→ **Given task**: Repeat each line of the material below exactly as it appears, minus any pictures.

[Dataset entries]
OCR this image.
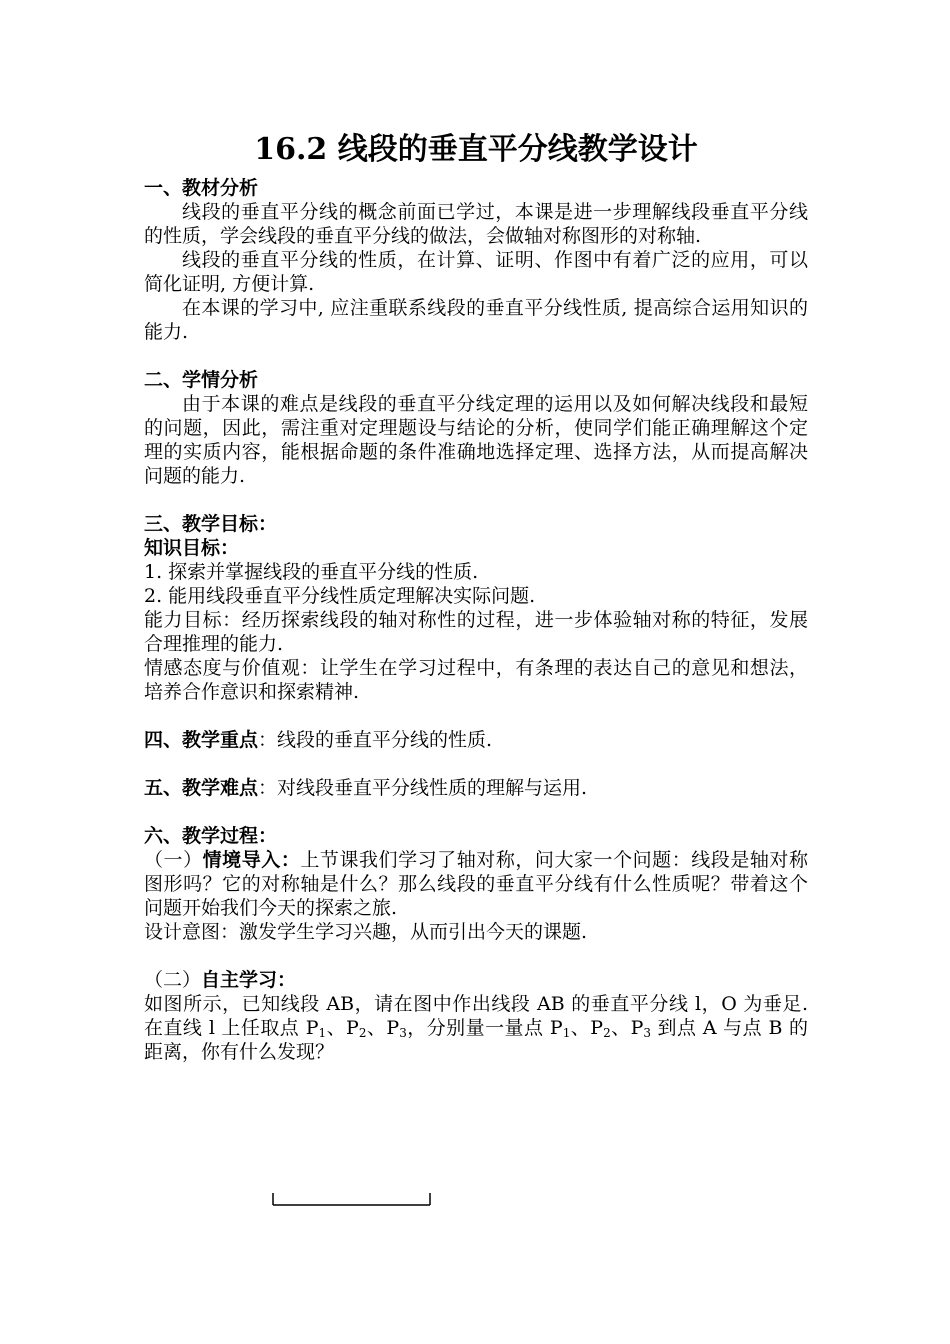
16.2 线段的垂直平分线教学设计
一、教材分析

线段的垂直平分线的概念前面已学过，本课是进一步理解线段垂直平分线的性质，学会线段的垂直平分线的做法，会做轴对称图形的对称轴.

线段的垂直平分线的性质，在计算、证明、作图中有着广泛的应用，可以简化证明, 方便计算.

在本课的学习中, 应注重联系线段的垂直平分线性质, 提高综合运用知识的能力.

二、学情分析

由于本课的难点是线段的垂直平分线定理的运用以及如何解决线段和最短的问题，因此，需注重对定理题设与结论的分析，使同学们能正确理解这个定理的实质内容，能根据命题的条件准确地选择定理、选择方法，从而提高解决问题的能力.

三、教学目标：
知识目标：

1. 探索并掌握线段的垂直平分线的性质.

2. 能用线段垂直平分线性质定理解决实际问题.

能力目标：经历探索线段的轴对称性的过程，进一步体验轴对称的特征，发展合理推理的能力.

情感态度与价值观：让学生在学习过程中，有条理的表达自己的意见和想法，培养合作意识和探索精神.

四、教学重点：线段的垂直平分线的性质.

五、教学难点：对线段垂直平分线性质的理解与运用.

六、教学过程：

（一）情境导入：上节课我们学习了轴对称，问大家一个问题：线段是轴对称图形吗？它的对称轴是什么？那么线段的垂直平分线有什么性质呢？带着这个问题开始我们今天的探索之旅.

设计意图：激发学生学习兴趣，从而引出今天的课题.

（二）自主学习：

如图所示，已知线段 AB，请在图中作出线段 AB 的垂直平分线 l，O 为垂足. 在直线 l 上任取点 $P_1$、$P_2$、$P_3$，分别量一量点 $P_1$、$P_2$、$P_3$ 到点 A 与点 B 的距离，你有什么发现？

→ **The reply**:
OCR this image.
16.2 线段的垂直平分线教学设计
一、教材分析

线段的垂直平分线的概念前面已学过，本课是进一步理解线段垂直平分线的性质，学会线段的垂直平分线的做法，会做轴对称图形的对称轴.

线段的垂直平分线的性质，在计算、证明、作图中有着广泛的应用，可以简化证明, 方便计算.

在本课的学习中, 应注重联系线段的垂直平分线性质, 提高综合运用知识的能力.

二、学情分析

由于本课的难点是线段的垂直平分线定理的运用以及如何解决线段和最短的问题，因此，需注重对定理题设与结论的分析，使同学们能正确理解这个定理的实质内容，能根据命题的条件准确地选择定理、选择方法，从而提高解决问题的能力.

三、教学目标：
知识目标：

1. 探索并掌握线段的垂直平分线的性质.

2. 能用线段垂直平分线性质定理解决实际问题.

能力目标：经历探索线段的轴对称性的过程，进一步体验轴对称的特征，发展合理推理的能力.

情感态度与价值观：让学生在学习过程中，有条理的表达自己的意见和想法，培养合作意识和探索精神.

四、教学重点：线段的垂直平分线的性质.

五、教学难点：对线段垂直平分线性质的理解与运用.

六、教学过程：

（一）情境导入：上节课我们学习了轴对称，问大家一个问题：线段是轴对称图形吗？它的对称轴是什么？那么线段的垂直平分线有什么性质呢？带着这个问题开始我们今天的探索之旅.

设计意图：激发学生学习兴趣，从而引出今天的课题.

（二）自主学习：

如图所示，已知线段 AB，请在图中作出线段 AB 的垂直平分线 l，O 为垂足. 在直线 l 上任取点 $P_1$、$P_2$、$P_3$，分别量一量点 $P_1$、$P_2$、$P_3$ 到点 A 与点 B 的距离，你有什么发现？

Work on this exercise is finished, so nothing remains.